Na quinta-feira, 11/08, alardeou-se, por todos os meios, a carta em defesa da democracia escrita pelos professores da Faculdade de Direito da USP – à qual foi anexada também um outro documento, mas este escrito pela Federação da pomposa burguesia paulista. As assinaturas da carta uspiana ultrapassaram a marca de um milhão. O documento encabeçado pelos professores se cobre com as vestes da Carta aos brasileiros de 1977, elaborada e lida pelo professor, e integralista, Goffredo Telles, apoiador – arrependido àquela altura – de primeira hora dos generais golpistas de 1964, a quem ofereceu a redação de uma nova Constituição de caráter “corporativista” – um eufemismo comum para referir-se a inspirações fascistas.

Mas a atual carta não esconde a que veio. Apoiada por candidatos à presidência, como Lula (PT), Ciro (PDT) e Tebet (MDB), além de outros políticos, empresários, banqueiros, artistas, juristas – e por qualquer outra coisa que possa ser chamada de “integrante da sociedade civil” –, a leitura pública do texto teve clima de festa, mas de festa reservada, pois o acesso ao evento foi limitado a pouco mais de 1.200 pessoas. A carta de alguns parágrafos não diz nada. Seu anunciado e virtuoso objetivo de ser ampla e reunir todos os interesses em defesa da democracia a tornam vazia de conteúdo.

Problema 1
Reproduza o trecho do texto sobre a carta em defesa da democracia que vai de "Mas a atual" até "vazia de conteúdo.", incluindo essas palavras.
Problema 2
Segundo o texto sobre a carta em defesa da democracia, que marca as assinaturas da carta uspiana ultrapassaram?
Problema 3
Resuma em duas frases o texto sobre a carta em defesa da democracia.

Registros extraídos

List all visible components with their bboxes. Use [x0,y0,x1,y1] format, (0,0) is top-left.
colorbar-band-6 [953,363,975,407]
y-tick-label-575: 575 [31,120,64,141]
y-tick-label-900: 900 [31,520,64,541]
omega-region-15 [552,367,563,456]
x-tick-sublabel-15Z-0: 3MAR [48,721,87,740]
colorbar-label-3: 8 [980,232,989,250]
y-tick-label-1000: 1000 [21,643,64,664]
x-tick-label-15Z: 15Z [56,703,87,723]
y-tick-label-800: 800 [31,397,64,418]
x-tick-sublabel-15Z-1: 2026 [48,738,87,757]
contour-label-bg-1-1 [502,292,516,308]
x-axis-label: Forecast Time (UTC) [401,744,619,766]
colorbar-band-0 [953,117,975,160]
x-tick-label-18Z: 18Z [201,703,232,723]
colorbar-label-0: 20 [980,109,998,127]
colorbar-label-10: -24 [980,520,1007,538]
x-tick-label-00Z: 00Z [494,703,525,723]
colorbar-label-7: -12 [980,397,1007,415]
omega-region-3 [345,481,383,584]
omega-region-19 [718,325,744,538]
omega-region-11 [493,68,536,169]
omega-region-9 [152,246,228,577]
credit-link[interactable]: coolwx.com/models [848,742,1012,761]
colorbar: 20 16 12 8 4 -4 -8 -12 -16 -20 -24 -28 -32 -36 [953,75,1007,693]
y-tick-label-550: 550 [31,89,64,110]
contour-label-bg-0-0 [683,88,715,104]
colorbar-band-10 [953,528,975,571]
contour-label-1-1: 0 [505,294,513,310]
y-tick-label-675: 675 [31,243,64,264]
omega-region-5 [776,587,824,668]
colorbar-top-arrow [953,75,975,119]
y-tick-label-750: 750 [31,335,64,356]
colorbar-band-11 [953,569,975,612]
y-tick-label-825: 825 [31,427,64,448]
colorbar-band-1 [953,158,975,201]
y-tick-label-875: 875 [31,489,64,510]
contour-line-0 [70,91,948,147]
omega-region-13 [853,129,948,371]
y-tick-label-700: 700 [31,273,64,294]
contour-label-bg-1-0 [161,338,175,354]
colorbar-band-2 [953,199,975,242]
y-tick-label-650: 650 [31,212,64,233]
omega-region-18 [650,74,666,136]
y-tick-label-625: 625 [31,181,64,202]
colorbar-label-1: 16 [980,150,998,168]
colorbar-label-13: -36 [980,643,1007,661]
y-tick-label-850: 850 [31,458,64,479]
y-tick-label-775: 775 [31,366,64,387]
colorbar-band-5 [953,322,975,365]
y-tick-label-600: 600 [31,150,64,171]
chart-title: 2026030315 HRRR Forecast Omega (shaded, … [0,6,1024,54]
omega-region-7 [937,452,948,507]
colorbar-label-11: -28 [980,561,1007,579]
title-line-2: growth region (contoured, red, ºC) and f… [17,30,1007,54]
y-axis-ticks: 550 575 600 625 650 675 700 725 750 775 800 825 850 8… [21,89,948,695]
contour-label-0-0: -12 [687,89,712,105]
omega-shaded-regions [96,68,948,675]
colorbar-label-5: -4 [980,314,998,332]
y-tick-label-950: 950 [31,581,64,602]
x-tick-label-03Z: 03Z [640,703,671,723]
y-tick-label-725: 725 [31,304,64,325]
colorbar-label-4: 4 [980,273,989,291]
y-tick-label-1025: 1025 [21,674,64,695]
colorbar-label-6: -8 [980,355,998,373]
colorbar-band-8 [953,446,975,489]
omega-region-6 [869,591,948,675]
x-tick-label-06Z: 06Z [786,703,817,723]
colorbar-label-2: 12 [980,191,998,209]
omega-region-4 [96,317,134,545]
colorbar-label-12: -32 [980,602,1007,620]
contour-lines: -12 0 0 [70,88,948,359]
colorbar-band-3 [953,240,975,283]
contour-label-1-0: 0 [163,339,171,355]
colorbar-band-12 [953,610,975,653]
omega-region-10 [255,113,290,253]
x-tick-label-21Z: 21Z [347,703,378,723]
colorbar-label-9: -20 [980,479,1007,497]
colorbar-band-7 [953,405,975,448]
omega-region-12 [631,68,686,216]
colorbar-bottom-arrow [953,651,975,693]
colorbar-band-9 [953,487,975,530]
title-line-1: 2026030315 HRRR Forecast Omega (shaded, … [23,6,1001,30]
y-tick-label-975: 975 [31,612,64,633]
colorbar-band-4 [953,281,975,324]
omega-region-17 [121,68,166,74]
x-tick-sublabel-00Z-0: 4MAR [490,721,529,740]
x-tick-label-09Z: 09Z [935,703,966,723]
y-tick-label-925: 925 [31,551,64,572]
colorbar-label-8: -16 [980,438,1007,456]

Resultado do exercício 1
Mas a atual carta não esconde a que veio. Apoiada por candidatos à presidência, como Lula (PT), Ciro (PDT) e Tebet (MDB), além de outros políticos, empresários, banqueiros, artistas, juristas – e por qualquer outra coisa que possa ser chamada de “integrante da sociedade civil” –, a leitura pública do texto teve clima de festa, mas de festa reservada, pois o acesso ao evento foi limitado a pouco mais de 1.200 pessoas. A carta de alguns parágrafos não diz nada. Seu anunciado e virtuoso objetivo de ser ampla e reunir todos os interesses em defesa da democracia a tornam vazia de conteúdo.

Resultado do exercício 2
A marca de um milhão de assinaturas.

Resultado do exercício 3
A carta em defesa da democracia, escrita por professores da Faculdade de Direito da USP e alardeada em 11/08, ultrapassou um milhão de assinaturas e se cobre com as vestes da Carta aos brasileiros de 1977, do integralista Goffredo Telles. Apoiada por candidatos como Lula, Ciro e Tebet, teve leitura pública limitada a pouco mais de 1.200 pessoas, e seu objetivo de reunir todos os interesses a torna vazia de conteúdo.